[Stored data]
<<<<
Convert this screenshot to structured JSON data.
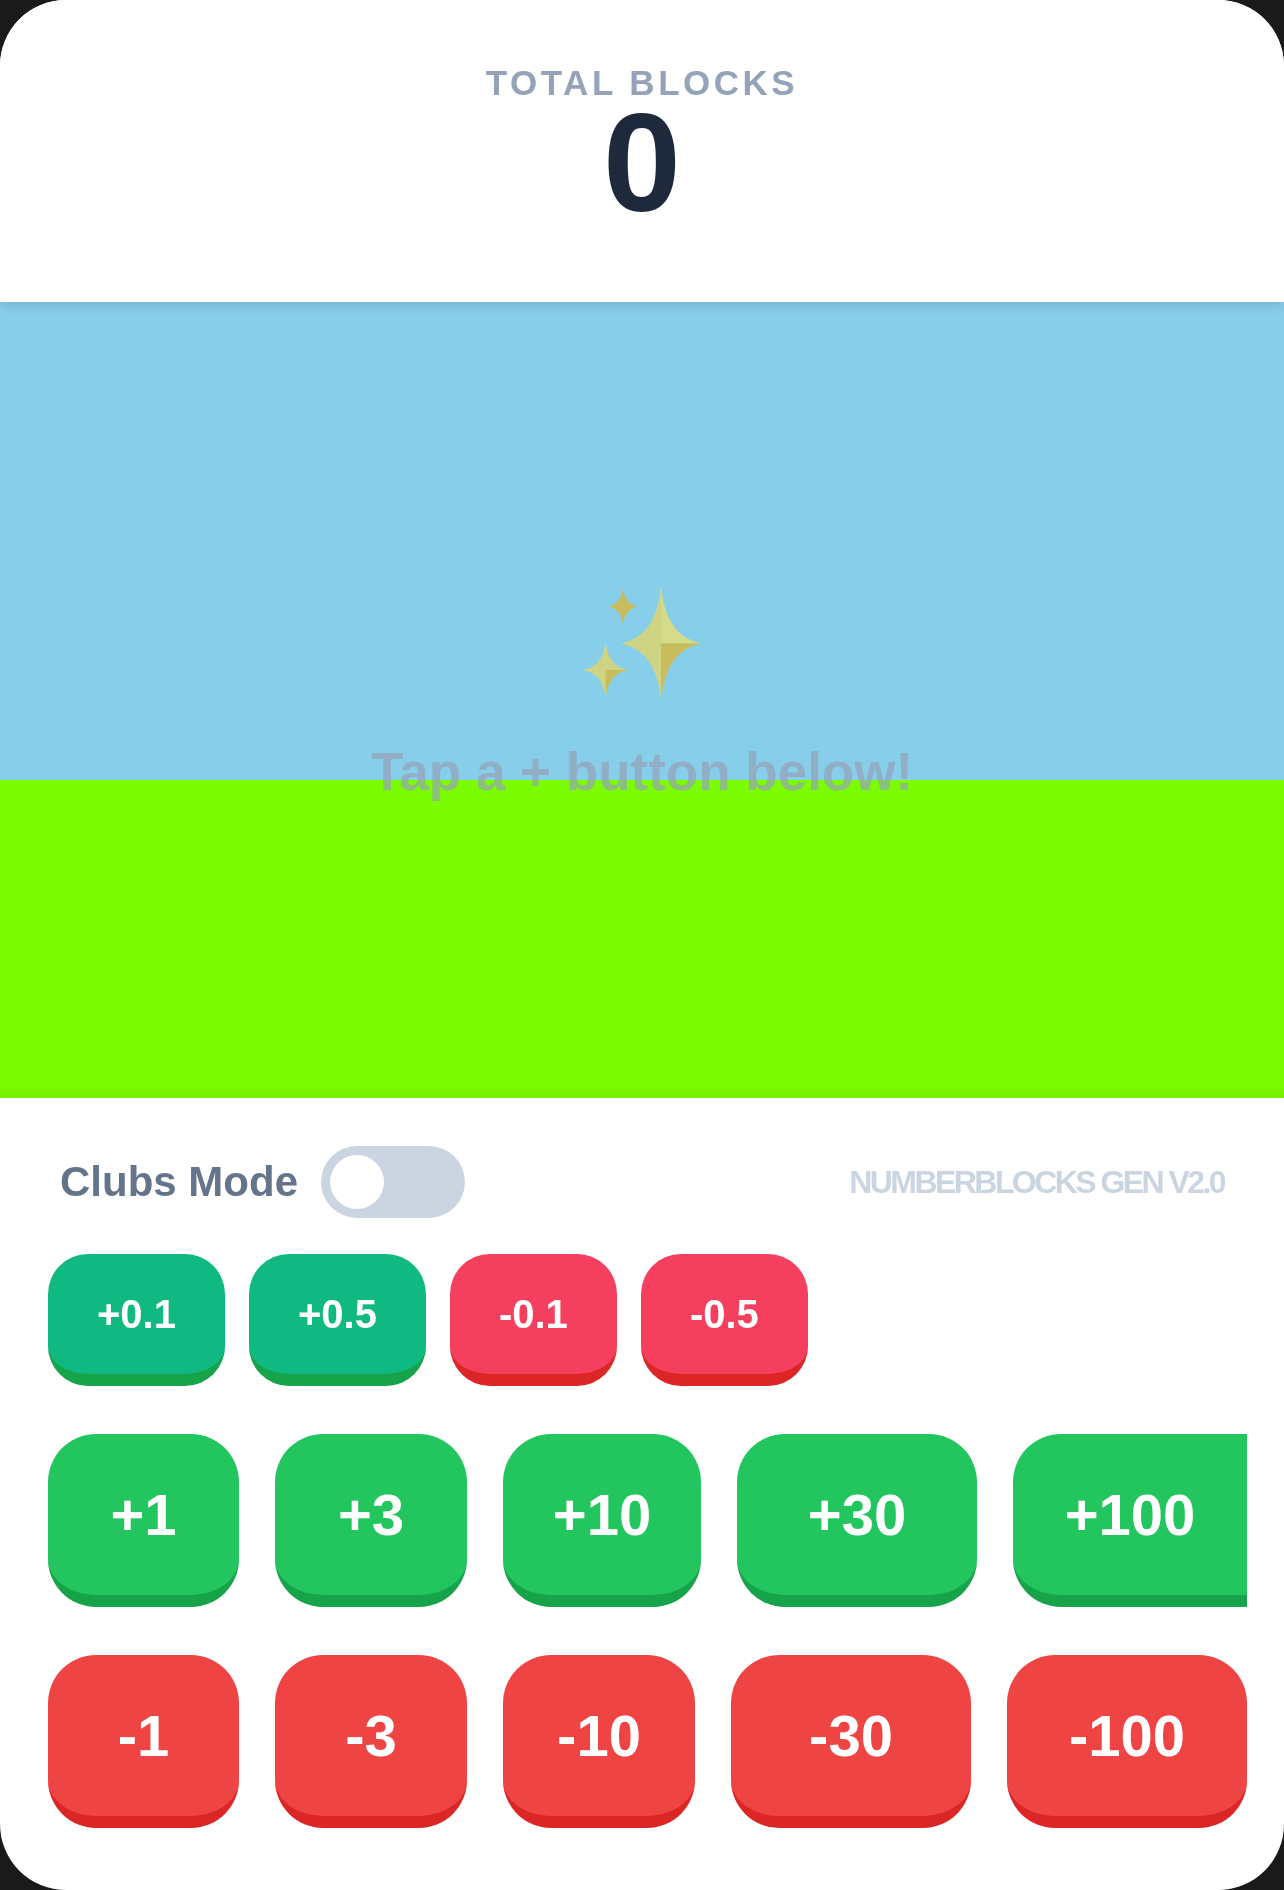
{
  "score": {
    "label": "TOTAL BLOCKS",
    "value": "0"
  },
  "scene": {
    "hint": "Tap a + button below!"
  },
  "controls": {
    "toggle": {
      "label": "Clubs Mode",
      "on": false
    },
    "version": "NUMBERBLOCKS GEN V2.0"
  },
  "fine_buttons": [
    {
      "label": "+0.1",
      "kind": "add"
    },
    {
      "label": "+0.5",
      "kind": "add"
    },
    {
      "label": "-0.1",
      "kind": "subtract"
    },
    {
      "label": "-0.5",
      "kind": "subtract"
    }
  ],
  "step_rows": [
    {
      "buttons": [
        {
          "label": "+1",
          "kind": "add"
        },
        {
          "label": "+3",
          "kind": "add"
        },
        {
          "label": "+10",
          "kind": "add"
        },
        {
          "label": "+30",
          "kind": "add"
        },
        {
          "label": "+100",
          "kind": "add"
        }
      ]
    },
    {
      "buttons": [
        {
          "label": "-1",
          "kind": "subtract"
        },
        {
          "label": "-3",
          "kind": "subtract"
        },
        {
          "label": "-10",
          "kind": "subtract"
        },
        {
          "label": "-30",
          "kind": "subtract"
        },
        {
          "label": "-100",
          "kind": "subtract"
        }
      ]
    }
  ]
}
>>>>
Exercise brief. Repeat each entry above word for word, leaving every picture out.

Written answer.
Convert this screenshot to structured JSON data.
{
  "score": {
    "label": "TOTAL BLOCKS",
    "value": "0"
  },
  "scene": {
    "hint": "Tap a + button below!"
  },
  "controls": {
    "toggle": {
      "label": "Clubs Mode",
      "on": false
    },
    "version": "NUMBERBLOCKS GEN V2.0"
  },
  "fine_buttons": [
    {
      "label": "+0.1",
      "kind": "add"
    },
    {
      "label": "+0.5",
      "kind": "add"
    },
    {
      "label": "-0.1",
      "kind": "subtract"
    },
    {
      "label": "-0.5",
      "kind": "subtract"
    }
  ],
  "step_rows": [
    {
      "buttons": [
        {
          "label": "+1",
          "kind": "add"
        },
        {
          "label": "+3",
          "kind": "add"
        },
        {
          "label": "+10",
          "kind": "add"
        },
        {
          "label": "+30",
          "kind": "add"
        },
        {
          "label": "+100",
          "kind": "add"
        }
      ]
    },
    {
      "buttons": [
        {
          "label": "-1",
          "kind": "subtract"
        },
        {
          "label": "-3",
          "kind": "subtract"
        },
        {
          "label": "-10",
          "kind": "subtract"
        },
        {
          "label": "-30",
          "kind": "subtract"
        },
        {
          "label": "-100",
          "kind": "subtract"
        }
      ]
    }
  ]
}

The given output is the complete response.